## Written request
Quote the listing below in its entirety.

[Start of Data to process]

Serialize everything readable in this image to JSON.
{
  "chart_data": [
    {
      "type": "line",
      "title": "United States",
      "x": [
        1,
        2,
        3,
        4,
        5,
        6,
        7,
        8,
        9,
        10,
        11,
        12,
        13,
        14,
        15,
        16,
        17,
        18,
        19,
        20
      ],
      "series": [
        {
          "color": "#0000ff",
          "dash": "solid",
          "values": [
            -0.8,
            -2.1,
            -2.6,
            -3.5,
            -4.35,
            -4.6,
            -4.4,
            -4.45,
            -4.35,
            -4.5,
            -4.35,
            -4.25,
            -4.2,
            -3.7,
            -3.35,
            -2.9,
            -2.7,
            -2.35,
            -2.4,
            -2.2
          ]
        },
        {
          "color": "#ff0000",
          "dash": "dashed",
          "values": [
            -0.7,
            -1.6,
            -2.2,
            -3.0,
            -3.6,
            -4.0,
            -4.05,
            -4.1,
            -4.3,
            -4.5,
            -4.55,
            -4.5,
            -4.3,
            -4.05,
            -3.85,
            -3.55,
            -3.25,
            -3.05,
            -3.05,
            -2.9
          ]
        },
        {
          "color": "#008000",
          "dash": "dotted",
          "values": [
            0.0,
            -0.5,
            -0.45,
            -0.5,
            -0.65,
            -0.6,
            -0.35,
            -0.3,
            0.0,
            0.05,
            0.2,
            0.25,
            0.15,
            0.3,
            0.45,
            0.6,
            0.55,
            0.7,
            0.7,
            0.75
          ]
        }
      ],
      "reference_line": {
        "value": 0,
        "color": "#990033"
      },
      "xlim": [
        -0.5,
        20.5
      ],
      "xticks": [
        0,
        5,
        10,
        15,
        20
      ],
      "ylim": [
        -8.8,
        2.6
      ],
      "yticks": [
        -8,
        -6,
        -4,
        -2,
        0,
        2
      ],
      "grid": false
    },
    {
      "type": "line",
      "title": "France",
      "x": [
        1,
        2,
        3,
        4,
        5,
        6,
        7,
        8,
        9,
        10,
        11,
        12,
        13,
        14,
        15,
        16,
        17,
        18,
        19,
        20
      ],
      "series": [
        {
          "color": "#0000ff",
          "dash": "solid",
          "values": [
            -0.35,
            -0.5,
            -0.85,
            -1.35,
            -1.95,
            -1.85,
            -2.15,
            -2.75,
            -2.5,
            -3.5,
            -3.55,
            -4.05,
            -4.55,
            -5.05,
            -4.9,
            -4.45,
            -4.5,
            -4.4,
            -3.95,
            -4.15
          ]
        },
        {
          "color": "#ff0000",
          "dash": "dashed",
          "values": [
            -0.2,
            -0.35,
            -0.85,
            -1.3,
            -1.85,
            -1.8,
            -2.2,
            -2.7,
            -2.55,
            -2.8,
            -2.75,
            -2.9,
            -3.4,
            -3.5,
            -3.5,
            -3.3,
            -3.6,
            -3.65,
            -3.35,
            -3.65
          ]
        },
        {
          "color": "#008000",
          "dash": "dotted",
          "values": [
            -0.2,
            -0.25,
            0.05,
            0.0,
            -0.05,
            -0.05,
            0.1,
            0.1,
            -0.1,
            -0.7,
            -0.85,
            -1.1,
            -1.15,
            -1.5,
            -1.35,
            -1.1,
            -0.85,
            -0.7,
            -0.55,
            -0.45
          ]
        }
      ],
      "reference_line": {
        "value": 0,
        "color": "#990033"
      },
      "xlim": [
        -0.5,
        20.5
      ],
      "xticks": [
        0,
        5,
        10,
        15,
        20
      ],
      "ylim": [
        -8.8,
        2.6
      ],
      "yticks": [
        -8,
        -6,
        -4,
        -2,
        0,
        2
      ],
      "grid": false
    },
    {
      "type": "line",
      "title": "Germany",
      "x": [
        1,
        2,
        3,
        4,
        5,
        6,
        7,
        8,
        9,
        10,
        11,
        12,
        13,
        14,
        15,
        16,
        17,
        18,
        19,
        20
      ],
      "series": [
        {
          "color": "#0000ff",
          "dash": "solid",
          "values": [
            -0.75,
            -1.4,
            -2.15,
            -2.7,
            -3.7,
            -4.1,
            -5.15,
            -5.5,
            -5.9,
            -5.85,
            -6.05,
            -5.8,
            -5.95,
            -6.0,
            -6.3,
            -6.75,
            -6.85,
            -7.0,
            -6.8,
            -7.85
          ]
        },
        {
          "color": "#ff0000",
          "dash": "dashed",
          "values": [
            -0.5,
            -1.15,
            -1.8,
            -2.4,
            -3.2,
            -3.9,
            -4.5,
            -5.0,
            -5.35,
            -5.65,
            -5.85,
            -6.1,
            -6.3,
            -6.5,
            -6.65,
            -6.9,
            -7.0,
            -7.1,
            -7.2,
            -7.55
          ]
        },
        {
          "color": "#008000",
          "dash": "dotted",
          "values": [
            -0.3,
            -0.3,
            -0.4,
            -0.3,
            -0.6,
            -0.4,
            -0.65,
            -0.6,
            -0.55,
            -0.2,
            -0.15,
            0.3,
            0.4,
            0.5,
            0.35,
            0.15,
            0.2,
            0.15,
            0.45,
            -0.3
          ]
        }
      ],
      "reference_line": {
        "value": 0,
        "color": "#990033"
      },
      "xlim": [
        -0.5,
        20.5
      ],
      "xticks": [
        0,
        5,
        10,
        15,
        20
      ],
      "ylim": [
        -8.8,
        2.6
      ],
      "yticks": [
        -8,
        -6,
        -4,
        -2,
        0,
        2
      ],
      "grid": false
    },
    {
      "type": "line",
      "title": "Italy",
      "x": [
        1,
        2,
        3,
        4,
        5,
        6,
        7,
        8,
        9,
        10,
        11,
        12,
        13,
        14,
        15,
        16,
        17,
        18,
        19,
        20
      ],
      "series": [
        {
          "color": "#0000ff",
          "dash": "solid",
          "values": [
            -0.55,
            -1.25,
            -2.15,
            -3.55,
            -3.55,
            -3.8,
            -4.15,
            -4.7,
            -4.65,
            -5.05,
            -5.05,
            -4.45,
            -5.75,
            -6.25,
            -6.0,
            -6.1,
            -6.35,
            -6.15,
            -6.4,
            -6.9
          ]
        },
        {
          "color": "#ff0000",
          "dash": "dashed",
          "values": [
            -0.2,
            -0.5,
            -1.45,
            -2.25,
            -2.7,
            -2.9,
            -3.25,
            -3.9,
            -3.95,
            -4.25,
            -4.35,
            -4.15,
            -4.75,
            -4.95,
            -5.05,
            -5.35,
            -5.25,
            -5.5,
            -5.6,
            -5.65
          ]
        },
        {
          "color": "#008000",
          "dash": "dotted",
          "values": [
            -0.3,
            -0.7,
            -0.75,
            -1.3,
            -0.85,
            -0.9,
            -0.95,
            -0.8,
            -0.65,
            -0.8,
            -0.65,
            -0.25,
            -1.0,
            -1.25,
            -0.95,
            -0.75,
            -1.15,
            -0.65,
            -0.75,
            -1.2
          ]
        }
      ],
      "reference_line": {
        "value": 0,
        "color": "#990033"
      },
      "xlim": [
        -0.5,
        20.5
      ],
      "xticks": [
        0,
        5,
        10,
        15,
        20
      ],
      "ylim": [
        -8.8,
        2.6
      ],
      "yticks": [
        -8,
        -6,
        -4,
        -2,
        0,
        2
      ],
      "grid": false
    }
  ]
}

[End of Data to process]

## Expected output
Serialize everything readable in this image to JSON.
{
  "chart_data": [
    {
      "type": "line",
      "title": "United States",
      "x": [
        1,
        2,
        3,
        4,
        5,
        6,
        7,
        8,
        9,
        10,
        11,
        12,
        13,
        14,
        15,
        16,
        17,
        18,
        19,
        20
      ],
      "series": [
        {
          "color": "#0000ff",
          "dash": "solid",
          "values": [
            -0.8,
            -2.1,
            -2.6,
            -3.5,
            -4.35,
            -4.6,
            -4.4,
            -4.45,
            -4.35,
            -4.5,
            -4.35,
            -4.25,
            -4.2,
            -3.7,
            -3.35,
            -2.9,
            -2.7,
            -2.35,
            -2.4,
            -2.2
          ]
        },
        {
          "color": "#ff0000",
          "dash": "dashed",
          "values": [
            -0.7,
            -1.6,
            -2.2,
            -3.0,
            -3.6,
            -4.0,
            -4.05,
            -4.1,
            -4.3,
            -4.5,
            -4.55,
            -4.5,
            -4.3,
            -4.05,
            -3.85,
            -3.55,
            -3.25,
            -3.05,
            -3.05,
            -2.9
          ]
        },
        {
          "color": "#008000",
          "dash": "dotted",
          "values": [
            0.0,
            -0.5,
            -0.45,
            -0.5,
            -0.65,
            -0.6,
            -0.35,
            -0.3,
            0.0,
            0.05,
            0.2,
            0.25,
            0.15,
            0.3,
            0.45,
            0.6,
            0.55,
            0.7,
            0.7,
            0.75
          ]
        }
      ],
      "reference_line": {
        "value": 0,
        "color": "#990033"
      },
      "xlim": [
        -0.5,
        20.5
      ],
      "xticks": [
        0,
        5,
        10,
        15,
        20
      ],
      "ylim": [
        -8.8,
        2.6
      ],
      "yticks": [
        -8,
        -6,
        -4,
        -2,
        0,
        2
      ],
      "grid": false
    },
    {
      "type": "line",
      "title": "France",
      "x": [
        1,
        2,
        3,
        4,
        5,
        6,
        7,
        8,
        9,
        10,
        11,
        12,
        13,
        14,
        15,
        16,
        17,
        18,
        19,
        20
      ],
      "series": [
        {
          "color": "#0000ff",
          "dash": "solid",
          "values": [
            -0.35,
            -0.5,
            -0.85,
            -1.35,
            -1.95,
            -1.85,
            -2.15,
            -2.75,
            -2.5,
            -3.5,
            -3.55,
            -4.05,
            -4.55,
            -5.05,
            -4.9,
            -4.45,
            -4.5,
            -4.4,
            -3.95,
            -4.15
          ]
        },
        {
          "color": "#ff0000",
          "dash": "dashed",
          "values": [
            -0.2,
            -0.35,
            -0.85,
            -1.3,
            -1.85,
            -1.8,
            -2.2,
            -2.7,
            -2.55,
            -2.8,
            -2.75,
            -2.9,
            -3.4,
            -3.5,
            -3.5,
            -3.3,
            -3.6,
            -3.65,
            -3.35,
            -3.65
          ]
        },
        {
          "color": "#008000",
          "dash": "dotted",
          "values": [
            -0.2,
            -0.25,
            0.05,
            0.0,
            -0.05,
            -0.05,
            0.1,
            0.1,
            -0.1,
            -0.7,
            -0.85,
            -1.1,
            -1.15,
            -1.5,
            -1.35,
            -1.1,
            -0.85,
            -0.7,
            -0.55,
            -0.45
          ]
        }
      ],
      "reference_line": {
        "value": 0,
        "color": "#990033"
      },
      "xlim": [
        -0.5,
        20.5
      ],
      "xticks": [
        0,
        5,
        10,
        15,
        20
      ],
      "ylim": [
        -8.8,
        2.6
      ],
      "yticks": [
        -8,
        -6,
        -4,
        -2,
        0,
        2
      ],
      "grid": false
    },
    {
      "type": "line",
      "title": "Germany",
      "x": [
        1,
        2,
        3,
        4,
        5,
        6,
        7,
        8,
        9,
        10,
        11,
        12,
        13,
        14,
        15,
        16,
        17,
        18,
        19,
        20
      ],
      "series": [
        {
          "color": "#0000ff",
          "dash": "solid",
          "values": [
            -0.75,
            -1.4,
            -2.15,
            -2.7,
            -3.7,
            -4.1,
            -5.15,
            -5.5,
            -5.9,
            -5.85,
            -6.05,
            -5.8,
            -5.95,
            -6.0,
            -6.3,
            -6.75,
            -6.85,
            -7.0,
            -6.8,
            -7.85
          ]
        },
        {
          "color": "#ff0000",
          "dash": "dashed",
          "values": [
            -0.5,
            -1.15,
            -1.8,
            -2.4,
            -3.2,
            -3.9,
            -4.5,
            -5.0,
            -5.35,
            -5.65,
            -5.85,
            -6.1,
            -6.3,
            -6.5,
            -6.65,
            -6.9,
            -7.0,
            -7.1,
            -7.2,
            -7.55
          ]
        },
        {
          "color": "#008000",
          "dash": "dotted",
          "values": [
            -0.3,
            -0.3,
            -0.4,
            -0.3,
            -0.6,
            -0.4,
            -0.65,
            -0.6,
            -0.55,
            -0.2,
            -0.15,
            0.3,
            0.4,
            0.5,
            0.35,
            0.15,
            0.2,
            0.15,
            0.45,
            -0.3
          ]
        }
      ],
      "reference_line": {
        "value": 0,
        "color": "#990033"
      },
      "xlim": [
        -0.5,
        20.5
      ],
      "xticks": [
        0,
        5,
        10,
        15,
        20
      ],
      "ylim": [
        -8.8,
        2.6
      ],
      "yticks": [
        -8,
        -6,
        -4,
        -2,
        0,
        2
      ],
      "grid": false
    },
    {
      "type": "line",
      "title": "Italy",
      "x": [
        1,
        2,
        3,
        4,
        5,
        6,
        7,
        8,
        9,
        10,
        11,
        12,
        13,
        14,
        15,
        16,
        17,
        18,
        19,
        20
      ],
      "series": [
        {
          "color": "#0000ff",
          "dash": "solid",
          "values": [
            -0.55,
            -1.25,
            -2.15,
            -3.55,
            -3.55,
            -3.8,
            -4.15,
            -4.7,
            -4.65,
            -5.05,
            -5.05,
            -4.45,
            -5.75,
            -6.25,
            -6.0,
            -6.1,
            -6.35,
            -6.15,
            -6.4,
            -6.9
          ]
        },
        {
          "color": "#ff0000",
          "dash": "dashed",
          "values": [
            -0.2,
            -0.5,
            -1.45,
            -2.25,
            -2.7,
            -2.9,
            -3.25,
            -3.9,
            -3.95,
            -4.25,
            -4.35,
            -4.15,
            -4.75,
            -4.95,
            -5.05,
            -5.35,
            -5.25,
            -5.5,
            -5.6,
            -5.65
          ]
        },
        {
          "color": "#008000",
          "dash": "dotted",
          "values": [
            -0.3,
            -0.7,
            -0.75,
            -1.3,
            -0.85,
            -0.9,
            -0.95,
            -0.8,
            -0.65,
            -0.8,
            -0.65,
            -0.25,
            -1.0,
            -1.25,
            -0.95,
            -0.75,
            -1.15,
            -0.65,
            -0.75,
            -1.2
          ]
        }
      ],
      "reference_line": {
        "value": 0,
        "color": "#990033"
      },
      "xlim": [
        -0.5,
        20.5
      ],
      "xticks": [
        0,
        5,
        10,
        15,
        20
      ],
      "ylim": [
        -8.8,
        2.6
      ],
      "yticks": [
        -8,
        -6,
        -4,
        -2,
        0,
        2
      ],
      "grid": false
    }
  ]
}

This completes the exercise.